» **BRIEF**: Write out all the entries word for word, but skip any images.

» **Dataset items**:
■ ■ ■ ■ ■ ■ ■

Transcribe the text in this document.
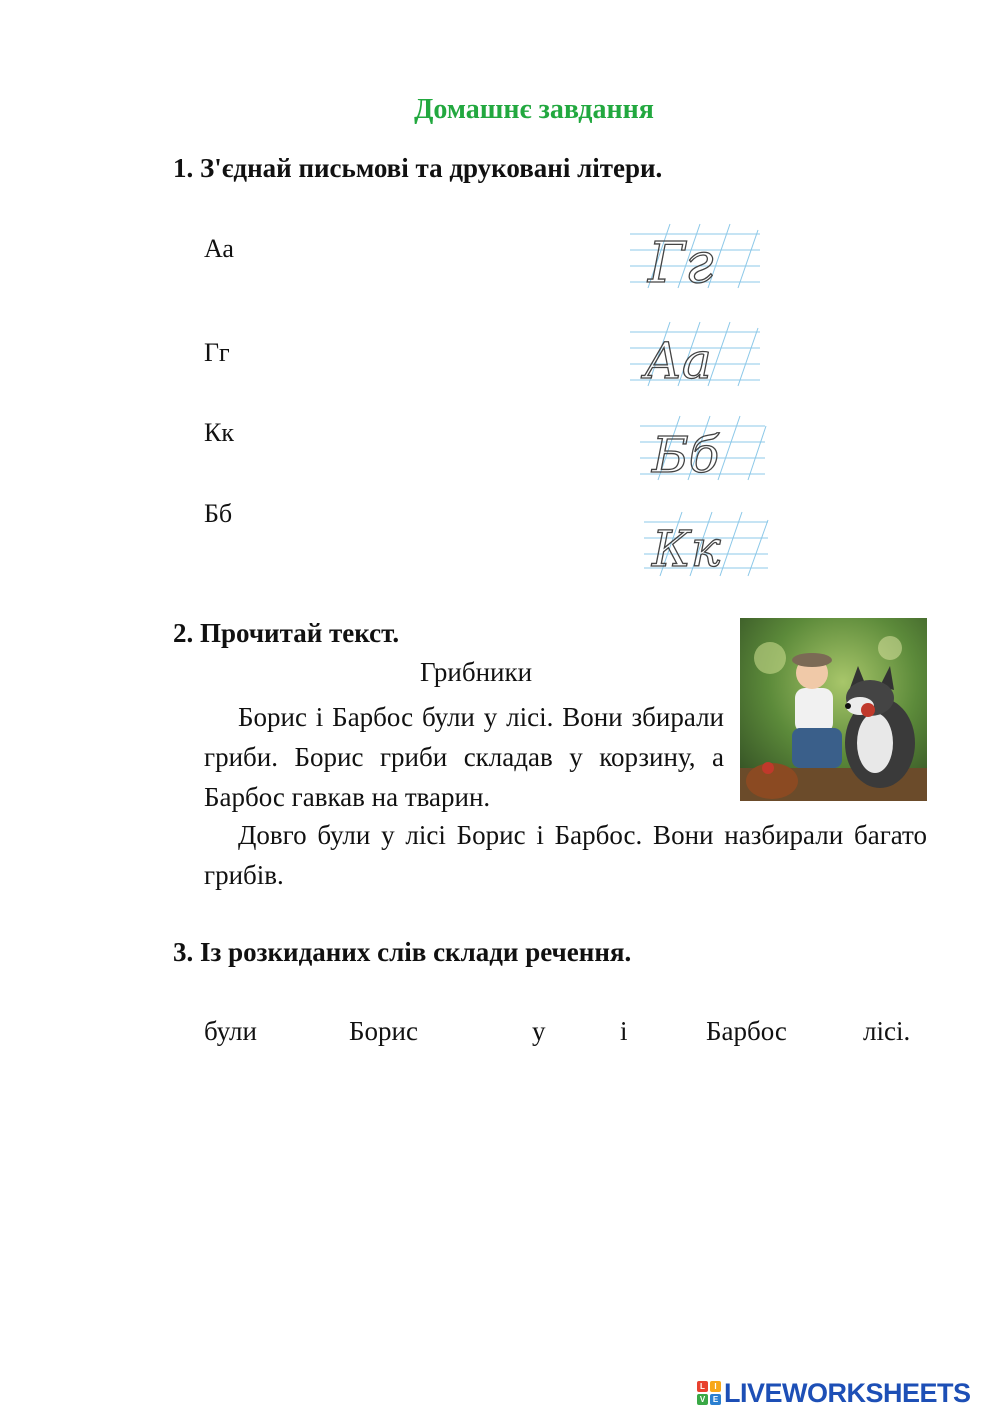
Домашнє завдання
1. З'єднай письмові та друковані літери.
Аа
Гг
Кк
Бб
Гг
Аа
Бб
Кк
2. Прочитай текст.
Грибники
Борис і Барбос були у лісі. Вони збирали гриби. Борис гриби складав у корзину, а Барбос гавкав на тварин.
Довго були у лісі Борис і Барбос. Вони назбирали багато грибів.
3. Із розкиданих слів склади речення.
були	Борис	у	і	Барбос	лісі.
L	I
V E LIVEWORKSHEETS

■ ■ ■ ■ ■ ■ ■

» **FULL SOLUTION**:
Transcribe the text in this document.
Домашнє завдання
1. З'єднай письмові та друковані літери.
Аа
Гг
Кк
Бб
Гг
Аа
Бб
Кк
2. Прочитай текст.
Грибники
Борис і Барбос були у лісі. Вони збирали гриби. Борис гриби складав у корзину, а Барбос гавкав на тварин.
Довго були у лісі Борис і Барбос. Вони назбирали багато грибів.
3. Із розкиданих слів склади речення.
були	Борис	у	і	Барбос	лісі.
L	I
V E LIVEWORKSHEETS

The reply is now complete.